■ **Exercise description**
State the number of lines, and only that number, in which the word "nitrogen" appears.

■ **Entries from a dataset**

☆ ☆ ☆ ☆ ☆ ☆ ☆

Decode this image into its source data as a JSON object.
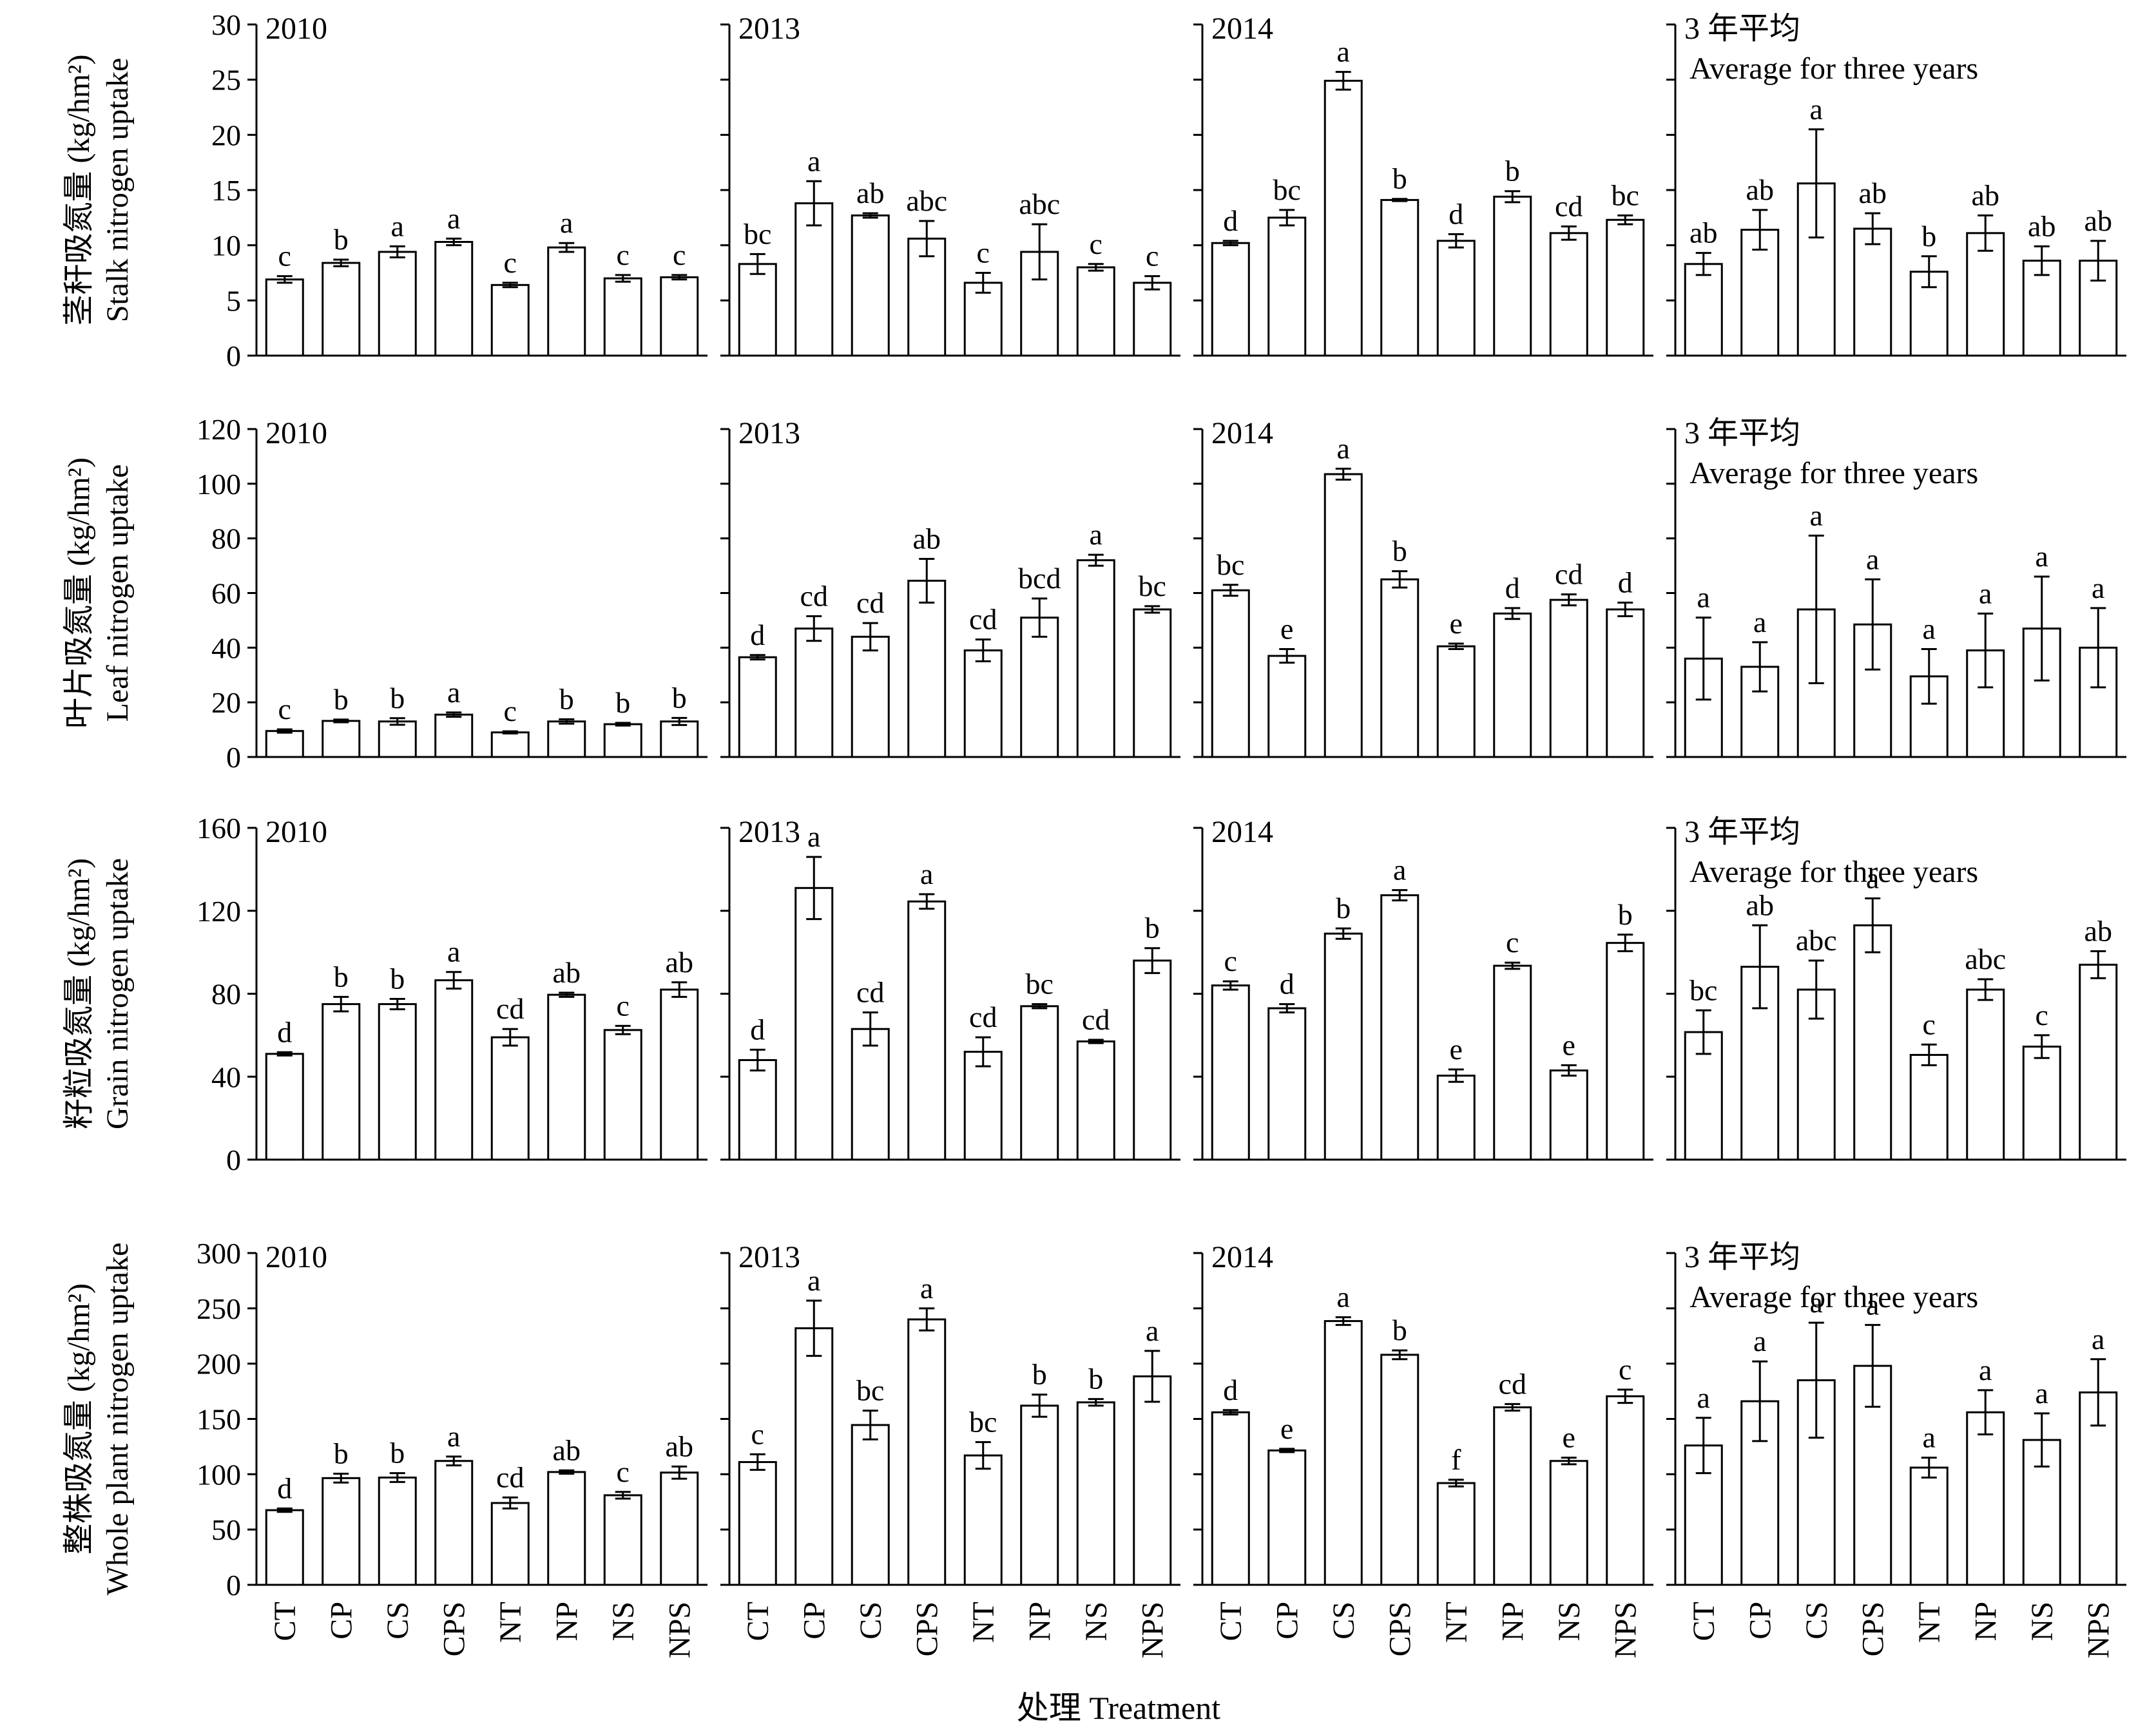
{
  "xlabel": "处理 Treatment",
  "categories": [
    "CT",
    "CP",
    "CS",
    "CPS",
    "NT",
    "NP",
    "NS",
    "NPS"
  ],
  "chart_data": [
    {
      "type": "bar",
      "row_label_cn": "茎秆吸氮量 (kg/hm²)",
      "row_label_en": "Stalk nitrogen uptake",
      "ylim": [
        0,
        30
      ],
      "yticks": [
        0,
        5,
        10,
        15,
        20,
        25,
        30
      ],
      "categories": [
        "CT",
        "CP",
        "CS",
        "CPS",
        "NT",
        "NP",
        "NS",
        "NPS"
      ],
      "panels": [
        {
          "title": "2010",
          "title2": "",
          "values": [
            6.9,
            8.4,
            9.4,
            10.3,
            6.4,
            9.8,
            7.0,
            7.1
          ],
          "errors": [
            0.3,
            0.3,
            0.5,
            0.3,
            0.2,
            0.4,
            0.3,
            0.2
          ],
          "labels": [
            "c",
            "b",
            "a",
            "a",
            "c",
            "a",
            "c",
            "c"
          ]
        },
        {
          "title": "2013",
          "title2": "",
          "values": [
            8.3,
            13.8,
            12.7,
            10.6,
            6.6,
            9.4,
            8.0,
            6.6
          ],
          "errors": [
            0.9,
            2.0,
            0.2,
            1.6,
            0.9,
            2.5,
            0.3,
            0.6
          ],
          "labels": [
            "bc",
            "a",
            "ab",
            "abc",
            "c",
            "abc",
            "c",
            "c"
          ]
        },
        {
          "title": "2014",
          "title2": "",
          "values": [
            10.2,
            12.5,
            24.9,
            14.1,
            10.4,
            14.4,
            11.1,
            12.3
          ],
          "errors": [
            0.2,
            0.7,
            0.8,
            0.1,
            0.6,
            0.5,
            0.6,
            0.4
          ],
          "labels": [
            "d",
            "bc",
            "a",
            "b",
            "d",
            "b",
            "cd",
            "bc"
          ]
        },
        {
          "title": "3 年平均",
          "title2": "Average for three years",
          "values": [
            8.3,
            11.4,
            15.6,
            11.5,
            7.6,
            11.1,
            8.6,
            8.6
          ],
          "errors": [
            1.0,
            1.8,
            4.9,
            1.4,
            1.4,
            1.6,
            1.3,
            1.8
          ],
          "labels": [
            "ab",
            "ab",
            "a",
            "ab",
            "b",
            "ab",
            "ab",
            "ab"
          ]
        }
      ]
    },
    {
      "type": "bar",
      "row_label_cn": "叶片吸氮量 (kg/hm²)",
      "row_label_en": "Leaf nitrogen uptake",
      "ylim": [
        0,
        120
      ],
      "yticks": [
        0,
        20,
        40,
        60,
        80,
        100,
        120
      ],
      "categories": [
        "CT",
        "CP",
        "CS",
        "CPS",
        "NT",
        "NP",
        "NS",
        "NPS"
      ],
      "panels": [
        {
          "title": "2010",
          "title2": "",
          "values": [
            9.5,
            13.2,
            13.0,
            15.5,
            9.0,
            13.0,
            12.0,
            13.0
          ],
          "errors": [
            0.6,
            0.5,
            1.2,
            0.8,
            0.4,
            0.8,
            0.5,
            1.3
          ],
          "labels": [
            "c",
            "b",
            "b",
            "a",
            "c",
            "b",
            "b",
            "b"
          ]
        },
        {
          "title": "2013",
          "title2": "",
          "values": [
            36.5,
            47.0,
            44.0,
            64.5,
            39.0,
            51.0,
            72.0,
            54.0
          ],
          "errors": [
            0.8,
            4.5,
            5.0,
            8.0,
            4.0,
            7.0,
            2.0,
            1.2
          ],
          "labels": [
            "d",
            "cd",
            "cd",
            "ab",
            "cd",
            "bcd",
            "a",
            "bc"
          ]
        },
        {
          "title": "2014",
          "title2": "",
          "values": [
            61.0,
            37.0,
            103.5,
            65.0,
            40.5,
            52.5,
            57.5,
            54.0
          ],
          "errors": [
            2.0,
            2.5,
            2.0,
            3.0,
            1.0,
            2.0,
            2.0,
            2.5
          ],
          "labels": [
            "bc",
            "e",
            "a",
            "b",
            "e",
            "d",
            "cd",
            "d"
          ]
        },
        {
          "title": "3 年平均",
          "title2": "Average for three years",
          "values": [
            36.0,
            33.0,
            54.0,
            48.5,
            29.5,
            39.0,
            47.0,
            40.0
          ],
          "errors": [
            15.0,
            9.0,
            27.0,
            16.5,
            10.0,
            13.5,
            19.0,
            14.5
          ],
          "labels": [
            "a",
            "a",
            "a",
            "a",
            "a",
            "a",
            "a",
            "a"
          ]
        }
      ]
    },
    {
      "type": "bar",
      "row_label_cn": "籽粒吸氮量 (kg/hm²)",
      "row_label_en": "Grain nitrogen uptake",
      "ylim": [
        0,
        160
      ],
      "yticks": [
        0,
        40,
        80,
        120,
        160
      ],
      "categories": [
        "CT",
        "CP",
        "CS",
        "CPS",
        "NT",
        "NP",
        "NS",
        "NPS"
      ],
      "panels": [
        {
          "title": "2010",
          "title2": "",
          "values": [
            51.0,
            75.0,
            75.0,
            86.5,
            59.0,
            79.5,
            62.5,
            82.0
          ],
          "errors": [
            0.8,
            3.5,
            2.5,
            4.0,
            4.0,
            1.0,
            2.0,
            3.5
          ],
          "labels": [
            "d",
            "b",
            "b",
            "a",
            "cd",
            "ab",
            "c",
            "ab"
          ]
        },
        {
          "title": "2013",
          "title2": "",
          "values": [
            48.0,
            131.0,
            63.0,
            124.5,
            52.0,
            74.0,
            57.0,
            96.0
          ],
          "errors": [
            5.0,
            15.0,
            8.0,
            3.5,
            7.0,
            1.0,
            0.8,
            6.0
          ],
          "labels": [
            "d",
            "a",
            "cd",
            "a",
            "cd",
            "bc",
            "cd",
            "b"
          ]
        },
        {
          "title": "2014",
          "title2": "",
          "values": [
            84.0,
            73.0,
            109.0,
            127.5,
            40.5,
            93.5,
            43.0,
            104.5
          ],
          "errors": [
            2.0,
            2.0,
            2.5,
            2.5,
            3.0,
            1.5,
            2.5,
            4.0
          ],
          "labels": [
            "c",
            "d",
            "b",
            "a",
            "e",
            "c",
            "e",
            "b"
          ]
        },
        {
          "title": "3 年平均",
          "title2": "Average for three years",
          "values": [
            61.5,
            93.0,
            82.0,
            113.0,
            50.5,
            82.0,
            54.5,
            94.0
          ],
          "errors": [
            10.5,
            20.0,
            14.0,
            13.0,
            5.0,
            5.0,
            5.5,
            6.5
          ],
          "labels": [
            "bc",
            "ab",
            "abc",
            "a",
            "c",
            "abc",
            "c",
            "ab"
          ]
        }
      ]
    },
    {
      "type": "bar",
      "row_label_cn": "整株吸氮量 (kg/hm²)",
      "row_label_en": "Whole plant nitrogen uptake",
      "ylim": [
        0,
        300
      ],
      "yticks": [
        0,
        50,
        100,
        150,
        200,
        250,
        300
      ],
      "categories": [
        "CT",
        "CP",
        "CS",
        "CPS",
        "NT",
        "NP",
        "NS",
        "NPS"
      ],
      "panels": [
        {
          "title": "2010",
          "title2": "",
          "values": [
            67.5,
            96.5,
            97.0,
            112.0,
            74.0,
            102.0,
            81.0,
            101.5
          ],
          "errors": [
            1.5,
            4.0,
            4.0,
            4.0,
            5.0,
            1.5,
            3.0,
            5.5
          ],
          "labels": [
            "d",
            "b",
            "b",
            "a",
            "cd",
            "ab",
            "c",
            "ab"
          ]
        },
        {
          "title": "2013",
          "title2": "",
          "values": [
            111.0,
            232.0,
            144.5,
            240.0,
            117.0,
            162.0,
            165.0,
            188.5
          ],
          "errors": [
            7.0,
            25.0,
            13.0,
            10.0,
            12.0,
            10.0,
            3.0,
            23.0
          ],
          "labels": [
            "c",
            "a",
            "bc",
            "a",
            "bc",
            "b",
            "b",
            "a"
          ]
        },
        {
          "title": "2014",
          "title2": "",
          "values": [
            156.0,
            121.5,
            238.5,
            208.0,
            92.0,
            160.5,
            112.0,
            170.5
          ],
          "errors": [
            2.0,
            1.5,
            3.5,
            4.0,
            3.0,
            3.0,
            3.0,
            6.0
          ],
          "labels": [
            "d",
            "e",
            "a",
            "b",
            "f",
            "cd",
            "e",
            "c"
          ]
        },
        {
          "title": "3 年平均",
          "title2": "Average for three years",
          "values": [
            126.0,
            166.0,
            185.0,
            198.0,
            106.0,
            156.0,
            131.0,
            174.0
          ],
          "errors": [
            25.0,
            36.0,
            52.0,
            37.0,
            9.0,
            20.0,
            24.0,
            30.0
          ],
          "labels": [
            "a",
            "a",
            "a",
            "a",
            "a",
            "a",
            "a",
            "a"
          ]
        }
      ]
    }
  ]
}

☆ ☆ ☆ ☆ ☆ ☆ ☆

■ **Reply**
4